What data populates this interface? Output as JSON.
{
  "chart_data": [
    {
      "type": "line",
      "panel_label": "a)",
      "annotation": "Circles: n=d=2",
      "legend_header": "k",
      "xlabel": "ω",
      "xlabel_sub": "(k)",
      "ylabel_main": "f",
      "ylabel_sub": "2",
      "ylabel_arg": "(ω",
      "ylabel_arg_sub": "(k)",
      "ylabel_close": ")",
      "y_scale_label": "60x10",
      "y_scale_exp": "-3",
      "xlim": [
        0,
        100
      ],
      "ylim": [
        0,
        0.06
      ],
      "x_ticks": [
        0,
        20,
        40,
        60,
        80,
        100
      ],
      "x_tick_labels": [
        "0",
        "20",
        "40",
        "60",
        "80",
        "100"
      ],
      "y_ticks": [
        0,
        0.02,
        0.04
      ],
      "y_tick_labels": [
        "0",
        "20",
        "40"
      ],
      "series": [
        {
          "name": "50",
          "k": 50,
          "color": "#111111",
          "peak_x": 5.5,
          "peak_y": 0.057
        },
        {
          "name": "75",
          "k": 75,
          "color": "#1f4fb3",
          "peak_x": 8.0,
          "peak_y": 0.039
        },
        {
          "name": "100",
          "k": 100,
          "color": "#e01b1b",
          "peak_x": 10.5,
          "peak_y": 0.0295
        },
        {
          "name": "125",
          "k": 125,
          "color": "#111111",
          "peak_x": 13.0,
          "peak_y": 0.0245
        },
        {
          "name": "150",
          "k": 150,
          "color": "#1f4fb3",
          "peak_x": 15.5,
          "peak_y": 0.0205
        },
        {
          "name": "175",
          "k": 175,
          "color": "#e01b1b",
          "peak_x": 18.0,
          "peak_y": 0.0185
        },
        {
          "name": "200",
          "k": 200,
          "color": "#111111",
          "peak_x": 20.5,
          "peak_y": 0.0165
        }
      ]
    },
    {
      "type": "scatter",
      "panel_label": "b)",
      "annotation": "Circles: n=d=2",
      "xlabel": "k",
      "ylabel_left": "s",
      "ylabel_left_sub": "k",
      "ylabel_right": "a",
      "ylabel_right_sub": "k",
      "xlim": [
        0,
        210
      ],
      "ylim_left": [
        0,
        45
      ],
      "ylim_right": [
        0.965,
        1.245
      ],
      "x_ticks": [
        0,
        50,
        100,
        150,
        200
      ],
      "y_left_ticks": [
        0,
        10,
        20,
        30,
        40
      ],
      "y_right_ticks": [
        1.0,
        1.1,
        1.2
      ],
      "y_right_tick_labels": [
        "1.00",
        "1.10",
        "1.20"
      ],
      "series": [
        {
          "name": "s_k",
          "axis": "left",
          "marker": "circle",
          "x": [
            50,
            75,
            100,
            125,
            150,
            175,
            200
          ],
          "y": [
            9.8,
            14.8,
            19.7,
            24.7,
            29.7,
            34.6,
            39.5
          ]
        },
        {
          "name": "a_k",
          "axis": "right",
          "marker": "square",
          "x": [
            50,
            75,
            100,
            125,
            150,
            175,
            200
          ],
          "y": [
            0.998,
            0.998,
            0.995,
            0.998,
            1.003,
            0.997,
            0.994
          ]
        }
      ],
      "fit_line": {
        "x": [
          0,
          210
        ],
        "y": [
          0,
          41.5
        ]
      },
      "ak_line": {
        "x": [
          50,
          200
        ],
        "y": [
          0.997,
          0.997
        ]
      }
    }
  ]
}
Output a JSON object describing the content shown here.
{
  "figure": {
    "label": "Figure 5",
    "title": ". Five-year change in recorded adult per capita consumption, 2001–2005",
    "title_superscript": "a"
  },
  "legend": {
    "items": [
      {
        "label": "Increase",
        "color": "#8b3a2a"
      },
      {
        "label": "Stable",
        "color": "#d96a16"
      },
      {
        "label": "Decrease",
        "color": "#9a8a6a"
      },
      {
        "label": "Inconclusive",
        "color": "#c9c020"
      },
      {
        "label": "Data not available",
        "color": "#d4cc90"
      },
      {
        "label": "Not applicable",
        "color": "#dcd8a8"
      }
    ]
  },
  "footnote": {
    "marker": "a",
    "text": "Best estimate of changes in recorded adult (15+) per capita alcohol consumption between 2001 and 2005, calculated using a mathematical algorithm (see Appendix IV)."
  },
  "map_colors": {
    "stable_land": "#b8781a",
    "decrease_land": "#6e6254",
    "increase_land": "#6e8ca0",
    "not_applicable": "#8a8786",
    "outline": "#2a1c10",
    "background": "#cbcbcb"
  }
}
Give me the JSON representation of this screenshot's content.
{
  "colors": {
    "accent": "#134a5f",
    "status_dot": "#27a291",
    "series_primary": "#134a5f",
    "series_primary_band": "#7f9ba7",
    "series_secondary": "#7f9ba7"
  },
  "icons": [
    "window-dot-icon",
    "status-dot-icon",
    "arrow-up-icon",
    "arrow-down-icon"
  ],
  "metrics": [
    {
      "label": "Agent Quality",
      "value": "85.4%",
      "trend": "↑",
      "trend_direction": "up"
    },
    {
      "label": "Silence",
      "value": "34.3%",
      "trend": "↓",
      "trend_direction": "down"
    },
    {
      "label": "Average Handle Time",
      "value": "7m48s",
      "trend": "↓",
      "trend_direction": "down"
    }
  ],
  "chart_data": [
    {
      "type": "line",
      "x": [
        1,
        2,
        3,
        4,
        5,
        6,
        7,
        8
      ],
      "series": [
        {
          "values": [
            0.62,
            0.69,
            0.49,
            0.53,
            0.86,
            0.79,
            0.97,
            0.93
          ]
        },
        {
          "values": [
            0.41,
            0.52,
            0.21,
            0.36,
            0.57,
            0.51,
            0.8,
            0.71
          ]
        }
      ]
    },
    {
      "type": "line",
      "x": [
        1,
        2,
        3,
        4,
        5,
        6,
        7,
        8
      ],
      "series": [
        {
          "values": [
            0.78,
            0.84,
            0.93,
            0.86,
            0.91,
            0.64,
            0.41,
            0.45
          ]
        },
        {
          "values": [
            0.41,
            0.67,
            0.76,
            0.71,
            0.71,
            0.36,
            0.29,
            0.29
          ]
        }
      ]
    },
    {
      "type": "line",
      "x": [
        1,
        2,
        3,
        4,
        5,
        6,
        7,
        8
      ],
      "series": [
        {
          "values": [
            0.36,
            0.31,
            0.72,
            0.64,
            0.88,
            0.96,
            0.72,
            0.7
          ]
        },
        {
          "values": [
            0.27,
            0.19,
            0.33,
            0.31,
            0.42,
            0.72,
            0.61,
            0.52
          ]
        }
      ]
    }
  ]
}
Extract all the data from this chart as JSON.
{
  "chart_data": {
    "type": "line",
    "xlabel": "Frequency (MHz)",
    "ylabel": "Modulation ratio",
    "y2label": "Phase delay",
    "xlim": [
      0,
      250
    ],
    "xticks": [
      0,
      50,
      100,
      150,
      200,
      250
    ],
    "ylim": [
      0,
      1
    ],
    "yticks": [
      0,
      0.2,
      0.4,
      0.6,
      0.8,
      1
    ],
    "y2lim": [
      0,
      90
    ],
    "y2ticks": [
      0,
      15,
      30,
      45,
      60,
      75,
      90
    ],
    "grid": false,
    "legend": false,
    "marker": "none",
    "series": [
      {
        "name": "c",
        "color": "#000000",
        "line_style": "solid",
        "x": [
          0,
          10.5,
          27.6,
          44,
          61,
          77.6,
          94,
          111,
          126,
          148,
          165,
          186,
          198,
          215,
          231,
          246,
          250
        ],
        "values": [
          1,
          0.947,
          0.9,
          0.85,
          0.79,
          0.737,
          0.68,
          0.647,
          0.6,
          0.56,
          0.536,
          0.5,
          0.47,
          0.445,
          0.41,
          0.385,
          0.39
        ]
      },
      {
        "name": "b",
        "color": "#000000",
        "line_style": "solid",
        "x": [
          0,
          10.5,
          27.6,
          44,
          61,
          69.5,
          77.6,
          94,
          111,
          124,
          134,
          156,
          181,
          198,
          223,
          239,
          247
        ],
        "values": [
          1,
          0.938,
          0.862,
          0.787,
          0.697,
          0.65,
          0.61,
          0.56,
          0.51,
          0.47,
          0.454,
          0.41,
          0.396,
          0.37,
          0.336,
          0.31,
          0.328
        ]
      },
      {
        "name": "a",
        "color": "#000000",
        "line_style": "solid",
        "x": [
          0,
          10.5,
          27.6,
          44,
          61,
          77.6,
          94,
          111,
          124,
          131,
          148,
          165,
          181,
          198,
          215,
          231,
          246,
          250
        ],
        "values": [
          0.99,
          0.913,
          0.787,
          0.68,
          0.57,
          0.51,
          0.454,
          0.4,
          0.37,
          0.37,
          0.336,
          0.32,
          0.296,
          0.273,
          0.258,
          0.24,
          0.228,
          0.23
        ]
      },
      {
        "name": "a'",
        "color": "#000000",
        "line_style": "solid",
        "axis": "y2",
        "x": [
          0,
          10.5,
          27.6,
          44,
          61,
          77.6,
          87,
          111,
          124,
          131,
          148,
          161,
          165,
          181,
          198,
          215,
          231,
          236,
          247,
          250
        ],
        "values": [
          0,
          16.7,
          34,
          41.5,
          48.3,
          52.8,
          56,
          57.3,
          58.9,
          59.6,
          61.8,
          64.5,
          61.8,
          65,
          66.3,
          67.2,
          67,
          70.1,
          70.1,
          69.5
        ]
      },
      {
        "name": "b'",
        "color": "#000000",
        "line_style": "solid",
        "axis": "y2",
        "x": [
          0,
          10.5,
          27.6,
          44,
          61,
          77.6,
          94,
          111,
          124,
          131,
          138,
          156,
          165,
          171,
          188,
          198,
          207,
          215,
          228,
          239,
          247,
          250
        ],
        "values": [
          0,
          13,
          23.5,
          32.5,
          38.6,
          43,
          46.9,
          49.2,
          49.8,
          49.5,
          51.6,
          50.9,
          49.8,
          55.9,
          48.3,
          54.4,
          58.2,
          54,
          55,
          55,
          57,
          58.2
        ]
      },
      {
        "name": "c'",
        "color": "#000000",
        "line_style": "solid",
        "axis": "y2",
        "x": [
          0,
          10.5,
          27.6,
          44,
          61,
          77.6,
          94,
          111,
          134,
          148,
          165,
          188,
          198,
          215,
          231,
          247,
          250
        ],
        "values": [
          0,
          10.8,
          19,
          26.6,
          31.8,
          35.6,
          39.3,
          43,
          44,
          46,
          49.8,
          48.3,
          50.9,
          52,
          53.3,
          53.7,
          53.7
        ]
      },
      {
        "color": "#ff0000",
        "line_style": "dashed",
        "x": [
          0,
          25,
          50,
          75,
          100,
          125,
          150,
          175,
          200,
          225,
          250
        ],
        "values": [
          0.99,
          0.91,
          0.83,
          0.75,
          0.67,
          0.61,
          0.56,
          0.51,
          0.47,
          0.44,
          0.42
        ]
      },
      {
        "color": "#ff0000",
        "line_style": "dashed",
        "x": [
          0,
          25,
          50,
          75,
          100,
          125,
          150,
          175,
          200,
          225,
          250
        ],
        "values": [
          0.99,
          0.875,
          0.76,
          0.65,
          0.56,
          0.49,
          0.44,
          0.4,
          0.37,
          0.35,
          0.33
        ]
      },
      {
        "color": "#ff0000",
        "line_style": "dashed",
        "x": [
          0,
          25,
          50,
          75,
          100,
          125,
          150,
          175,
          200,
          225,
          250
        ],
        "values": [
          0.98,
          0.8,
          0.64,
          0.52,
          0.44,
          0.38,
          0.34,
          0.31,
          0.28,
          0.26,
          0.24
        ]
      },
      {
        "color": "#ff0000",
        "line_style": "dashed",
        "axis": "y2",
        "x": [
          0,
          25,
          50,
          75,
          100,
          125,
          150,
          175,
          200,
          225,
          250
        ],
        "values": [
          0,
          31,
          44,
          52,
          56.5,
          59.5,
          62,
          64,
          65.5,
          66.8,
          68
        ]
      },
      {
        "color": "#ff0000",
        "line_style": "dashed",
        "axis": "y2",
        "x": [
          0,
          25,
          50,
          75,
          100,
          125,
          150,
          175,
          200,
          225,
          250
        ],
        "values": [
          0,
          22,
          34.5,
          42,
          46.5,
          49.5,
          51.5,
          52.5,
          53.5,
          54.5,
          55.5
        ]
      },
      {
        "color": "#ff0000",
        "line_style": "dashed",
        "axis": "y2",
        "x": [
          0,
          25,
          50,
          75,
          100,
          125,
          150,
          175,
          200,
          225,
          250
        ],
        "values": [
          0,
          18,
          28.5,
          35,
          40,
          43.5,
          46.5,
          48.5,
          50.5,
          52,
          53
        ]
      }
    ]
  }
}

....................

◆ **Problem to solve**: Copy every line above that holds the word "this".

◆ **Completed exercise**:
What data populates this interface? Output as JSON.
Give me the JSON representation of this screenshot's content.
Extract all the data from this chart as JSON.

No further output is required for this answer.